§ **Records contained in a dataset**
────

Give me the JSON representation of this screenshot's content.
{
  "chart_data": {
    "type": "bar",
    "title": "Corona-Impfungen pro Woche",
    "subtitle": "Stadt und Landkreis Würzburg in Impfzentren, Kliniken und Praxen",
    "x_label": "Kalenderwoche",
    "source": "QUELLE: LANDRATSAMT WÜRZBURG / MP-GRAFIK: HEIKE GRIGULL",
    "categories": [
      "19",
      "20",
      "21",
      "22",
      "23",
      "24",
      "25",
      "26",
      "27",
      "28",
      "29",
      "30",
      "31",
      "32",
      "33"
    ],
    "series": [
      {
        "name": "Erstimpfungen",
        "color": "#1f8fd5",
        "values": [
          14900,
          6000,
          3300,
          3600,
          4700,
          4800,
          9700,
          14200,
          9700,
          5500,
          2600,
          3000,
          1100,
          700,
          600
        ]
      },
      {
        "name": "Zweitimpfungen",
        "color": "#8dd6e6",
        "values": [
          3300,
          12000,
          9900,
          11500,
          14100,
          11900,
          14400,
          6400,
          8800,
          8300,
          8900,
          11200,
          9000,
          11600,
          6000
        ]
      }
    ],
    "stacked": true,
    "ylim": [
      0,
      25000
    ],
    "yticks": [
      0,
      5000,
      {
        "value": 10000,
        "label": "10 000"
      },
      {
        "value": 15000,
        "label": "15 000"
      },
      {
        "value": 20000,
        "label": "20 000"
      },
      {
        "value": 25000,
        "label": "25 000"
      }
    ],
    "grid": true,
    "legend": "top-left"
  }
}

────

§ **Given request**
The records above are to be copied in full, exactly as written.

§ **Problem solution**
Give me the JSON representation of this screenshot's content.
{
  "chart_data": {
    "type": "bar",
    "title": "Corona-Impfungen pro Woche",
    "subtitle": "Stadt und Landkreis Würzburg in Impfzentren, Kliniken und Praxen",
    "x_label": "Kalenderwoche",
    "source": "QUELLE: LANDRATSAMT WÜRZBURG / MP-GRAFIK: HEIKE GRIGULL",
    "categories": [
      "19",
      "20",
      "21",
      "22",
      "23",
      "24",
      "25",
      "26",
      "27",
      "28",
      "29",
      "30",
      "31",
      "32",
      "33"
    ],
    "series": [
      {
        "name": "Erstimpfungen",
        "color": "#1f8fd5",
        "values": [
          14900,
          6000,
          3300,
          3600,
          4700,
          4800,
          9700,
          14200,
          9700,
          5500,
          2600,
          3000,
          1100,
          700,
          600
        ]
      },
      {
        "name": "Zweitimpfungen",
        "color": "#8dd6e6",
        "values": [
          3300,
          12000,
          9900,
          11500,
          14100,
          11900,
          14400,
          6400,
          8800,
          8300,
          8900,
          11200,
          9000,
          11600,
          6000
        ]
      }
    ],
    "stacked": true,
    "ylim": [
      0,
      25000
    ],
    "yticks": [
      0,
      5000,
      {
        "value": 10000,
        "label": "10 000"
      },
      {
        "value": 15000,
        "label": "15 000"
      },
      {
        "value": 20000,
        "label": "20 000"
      },
      {
        "value": 25000,
        "label": "25 000"
      }
    ],
    "grid": true,
    "legend": "top-left"
  }
}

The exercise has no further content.